Transcribe every record that appears below, exactly and in full.

--*--

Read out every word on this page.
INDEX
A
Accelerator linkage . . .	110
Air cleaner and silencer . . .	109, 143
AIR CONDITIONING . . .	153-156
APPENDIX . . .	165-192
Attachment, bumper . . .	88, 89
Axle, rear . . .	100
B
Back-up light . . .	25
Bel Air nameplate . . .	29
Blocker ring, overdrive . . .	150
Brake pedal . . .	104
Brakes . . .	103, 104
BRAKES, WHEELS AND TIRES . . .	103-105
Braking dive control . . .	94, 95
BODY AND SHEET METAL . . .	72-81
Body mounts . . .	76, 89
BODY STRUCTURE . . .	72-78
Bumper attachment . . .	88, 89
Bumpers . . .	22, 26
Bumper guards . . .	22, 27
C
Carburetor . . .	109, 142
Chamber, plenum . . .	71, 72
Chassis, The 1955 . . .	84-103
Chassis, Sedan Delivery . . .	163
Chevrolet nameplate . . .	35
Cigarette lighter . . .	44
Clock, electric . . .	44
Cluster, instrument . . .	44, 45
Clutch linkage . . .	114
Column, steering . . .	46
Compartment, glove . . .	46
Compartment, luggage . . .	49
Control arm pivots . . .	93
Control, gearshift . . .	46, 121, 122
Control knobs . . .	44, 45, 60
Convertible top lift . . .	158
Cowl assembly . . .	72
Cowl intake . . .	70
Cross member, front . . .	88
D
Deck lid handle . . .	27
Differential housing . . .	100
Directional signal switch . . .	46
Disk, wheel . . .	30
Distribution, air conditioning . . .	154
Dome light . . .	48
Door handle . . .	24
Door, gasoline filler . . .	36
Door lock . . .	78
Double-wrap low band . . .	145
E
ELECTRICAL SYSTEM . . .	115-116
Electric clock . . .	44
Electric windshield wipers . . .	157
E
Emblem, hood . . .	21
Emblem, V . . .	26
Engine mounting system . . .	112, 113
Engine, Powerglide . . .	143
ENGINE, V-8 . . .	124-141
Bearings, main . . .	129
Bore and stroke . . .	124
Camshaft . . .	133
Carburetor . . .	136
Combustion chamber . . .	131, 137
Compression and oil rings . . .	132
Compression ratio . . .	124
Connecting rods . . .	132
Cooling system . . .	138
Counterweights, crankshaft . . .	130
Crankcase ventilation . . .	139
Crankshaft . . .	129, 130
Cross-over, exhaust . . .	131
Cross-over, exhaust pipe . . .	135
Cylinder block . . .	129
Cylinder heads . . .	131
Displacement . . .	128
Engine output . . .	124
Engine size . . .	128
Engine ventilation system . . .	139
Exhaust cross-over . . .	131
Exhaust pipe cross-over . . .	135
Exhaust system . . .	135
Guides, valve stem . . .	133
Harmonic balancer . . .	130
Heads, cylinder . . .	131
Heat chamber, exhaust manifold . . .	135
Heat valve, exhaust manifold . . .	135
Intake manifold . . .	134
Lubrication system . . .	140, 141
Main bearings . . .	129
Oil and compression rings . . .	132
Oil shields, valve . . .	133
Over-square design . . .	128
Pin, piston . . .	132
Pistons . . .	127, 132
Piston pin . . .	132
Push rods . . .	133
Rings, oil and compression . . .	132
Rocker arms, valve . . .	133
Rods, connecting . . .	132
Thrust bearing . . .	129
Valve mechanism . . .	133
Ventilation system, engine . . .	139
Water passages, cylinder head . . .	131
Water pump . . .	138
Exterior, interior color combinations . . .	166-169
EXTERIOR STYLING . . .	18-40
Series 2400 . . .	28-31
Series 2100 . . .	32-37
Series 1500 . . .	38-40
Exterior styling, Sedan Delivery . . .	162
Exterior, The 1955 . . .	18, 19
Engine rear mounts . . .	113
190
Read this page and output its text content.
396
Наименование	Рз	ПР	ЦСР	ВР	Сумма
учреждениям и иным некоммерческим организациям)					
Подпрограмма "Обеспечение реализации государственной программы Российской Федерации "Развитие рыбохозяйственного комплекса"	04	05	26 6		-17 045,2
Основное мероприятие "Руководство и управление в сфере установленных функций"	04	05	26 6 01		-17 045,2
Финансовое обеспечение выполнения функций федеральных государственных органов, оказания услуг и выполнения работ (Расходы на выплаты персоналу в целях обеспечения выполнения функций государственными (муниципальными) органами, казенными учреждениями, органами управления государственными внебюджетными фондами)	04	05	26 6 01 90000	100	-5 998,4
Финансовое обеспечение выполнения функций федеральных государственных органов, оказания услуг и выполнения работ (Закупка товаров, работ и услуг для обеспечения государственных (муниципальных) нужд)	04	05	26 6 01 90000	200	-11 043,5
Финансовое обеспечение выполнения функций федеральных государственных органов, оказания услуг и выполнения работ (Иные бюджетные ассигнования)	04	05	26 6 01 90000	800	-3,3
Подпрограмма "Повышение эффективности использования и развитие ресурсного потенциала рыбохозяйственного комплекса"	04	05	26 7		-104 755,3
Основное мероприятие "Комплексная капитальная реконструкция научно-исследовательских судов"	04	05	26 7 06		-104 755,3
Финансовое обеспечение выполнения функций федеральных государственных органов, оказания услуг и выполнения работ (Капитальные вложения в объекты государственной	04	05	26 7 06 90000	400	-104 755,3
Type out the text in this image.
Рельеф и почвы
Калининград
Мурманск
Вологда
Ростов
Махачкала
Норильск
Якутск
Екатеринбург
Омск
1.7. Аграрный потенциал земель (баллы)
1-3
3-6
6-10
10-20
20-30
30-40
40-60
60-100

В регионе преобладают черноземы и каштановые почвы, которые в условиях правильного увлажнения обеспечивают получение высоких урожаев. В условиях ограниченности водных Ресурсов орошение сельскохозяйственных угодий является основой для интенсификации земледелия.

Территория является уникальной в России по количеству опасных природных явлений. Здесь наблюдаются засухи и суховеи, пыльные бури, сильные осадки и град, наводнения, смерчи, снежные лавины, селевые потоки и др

--*--

▶ FINISHED TASK:
Read out every word on this page.
INDEX
A
Accelerator linkage . . .	110
Air cleaner and silencer . . .	109, 143
AIR CONDITIONING . . .	153-156
APPENDIX . . .	165-192
Attachment, bumper . . .	88, 89
Axle, rear . . .	100
B
Back-up light . . .	25
Bel Air nameplate . . .	29
Blocker ring, overdrive . . .	150
Brake pedal . . .	104
Brakes . . .	103, 104
BRAKES, WHEELS AND TIRES . . .	103-105
Braking dive control . . .	94, 95
BODY AND SHEET METAL . . .	72-81
Body mounts . . .	76, 89
BODY STRUCTURE . . .	72-78
Bumper attachment . . .	88, 89
Bumpers . . .	22, 26
Bumper guards . . .	22, 27
C
Carburetor . . .	109, 142
Chamber, plenum . . .	71, 72
Chassis, The 1955 . . .	84-103
Chassis, Sedan Delivery . . .	163
Chevrolet nameplate . . .	35
Cigarette lighter . . .	44
Clock, electric . . .	44
Cluster, instrument . . .	44, 45
Clutch linkage . . .	114
Column, steering . . .	46
Compartment, glove . . .	46
Compartment, luggage . . .	49
Control arm pivots . . .	93
Control, gearshift . . .	46, 121, 122
Control knobs . . .	44, 45, 60
Convertible top lift . . .	158
Cowl assembly . . .	72
Cowl intake . . .	70
Cross member, front . . .	88
D
Deck lid handle . . .	27
Differential housing . . .	100
Directional signal switch . . .	46
Disk, wheel . . .	30
Distribution, air conditioning . . .	154
Dome light . . .	48
Door handle . . .	24
Door, gasoline filler . . .	36
Door lock . . .	78
Double-wrap low band . . .	145
E
ELECTRICAL SYSTEM . . .	115-116
Electric clock . . .	44
Electric windshield wipers . . .	157
E
Emblem, hood . . .	21
Emblem, V . . .	26
Engine mounting system . . .	112, 113
Engine, Powerglide . . .	143
ENGINE, V-8 . . .	124-141
Bearings, main . . .	129
Bore and stroke . . .	124
Camshaft . . .	133
Carburetor . . .	136
Combustion chamber . . .	131, 137
Compression and oil rings . . .	132
Compression ratio . . .	124
Connecting rods . . .	132
Cooling system . . .	138
Counterweights, crankshaft . . .	130
Crankcase ventilation . . .	139
Crankshaft . . .	129, 130
Cross-over, exhaust . . .	131
Cross-over, exhaust pipe . . .	135
Cylinder block . . .	129
Cylinder heads . . .	131
Displacement . . .	128
Engine output . . .	124
Engine size . . .	128
Engine ventilation system . . .	139
Exhaust cross-over . . .	131
Exhaust pipe cross-over . . .	135
Exhaust system . . .	135
Guides, valve stem . . .	133
Harmonic balancer . . .	130
Heads, cylinder . . .	131
Heat chamber, exhaust manifold . . .	135
Heat valve, exhaust manifold . . .	135
Intake manifold . . .	134
Lubrication system . . .	140, 141
Main bearings . . .	129
Oil and compression rings . . .	132
Oil shields, valve . . .	133
Over-square design . . .	128
Pin, piston . . .	132
Pistons . . .	127, 132
Piston pin . . .	132
Push rods . . .	133
Rings, oil and compression . . .	132
Rocker arms, valve . . .	133
Rods, connecting . . .	132
Thrust bearing . . .	129
Valve mechanism . . .	133
Ventilation system, engine . . .	139
Water passages, cylinder head . . .	131
Water pump . . .	138
Exterior, interior color combinations . . .	166-169
EXTERIOR STYLING . . .	18-40
Series 2400 . . .	28-31
Series 2100 . . .	32-37
Series 1500 . . .	38-40
Exterior styling, Sedan Delivery . . .	162
Exterior, The 1955 . . .	18, 19
Engine rear mounts . . .	113
190
Read this page and output its text content.
396
Наименование	Рз	ПР	ЦСР	ВР	Сумма
учреждениям и иным некоммерческим организациям)					
Подпрограмма "Обеспечение реализации государственной программы Российской Федерации "Развитие рыбохозяйственного комплекса"	04	05	26 6		-17 045,2
Основное мероприятие "Руководство и управление в сфере установленных функций"	04	05	26 6 01		-17 045,2
Финансовое обеспечение выполнения функций федеральных государственных органов, оказания услуг и выполнения работ (Расходы на выплаты персоналу в целях обеспечения выполнения функций государственными (муниципальными) органами, казенными учреждениями, органами управления государственными внебюджетными фондами)	04	05	26 6 01 90000	100	-5 998,4
Финансовое обеспечение выполнения функций федеральных государственных органов, оказания услуг и выполнения работ (Закупка товаров, работ и услуг для обеспечения государственных (муниципальных) нужд)	04	05	26 6 01 90000	200	-11 043,5
Финансовое обеспечение выполнения функций федеральных государственных органов, оказания услуг и выполнения работ (Иные бюджетные ассигнования)	04	05	26 6 01 90000	800	-3,3
Подпрограмма "Повышение эффективности использования и развитие ресурсного потенциала рыбохозяйственного комплекса"	04	05	26 7		-104 755,3
Основное мероприятие "Комплексная капитальная реконструкция научно-исследовательских судов"	04	05	26 7 06		-104 755,3
Финансовое обеспечение выполнения функций федеральных государственных органов, оказания услуг и выполнения работ (Капитальные вложения в объекты государственной	04	05	26 7 06 90000	400	-104 755,3
Type out the text in this image.
Рельеф и почвы
Калининград
Мурманск
Вологда
Ростов
Махачкала
Норильск
Якутск
Екатеринбург
Омск
1.7. Аграрный потенциал земель (баллы)
1-3
3-6
6-10
10-20
20-30
30-40
40-60
60-100

В регионе преобладают черноземы и каштановые почвы, которые в условиях правильного увлажнения обеспечивают получение высоких урожаев. В условиях ограниченности водных Ресурсов орошение сельскохозяйственных угодий является основой для интенсификации земледелия.

Территория является уникальной в России по количеству опасных природных явлений. Здесь наблюдаются засухи и суховеи, пыльные бури, сильные осадки и град, наводнения, смерчи, снежные лавины, селевые потоки и др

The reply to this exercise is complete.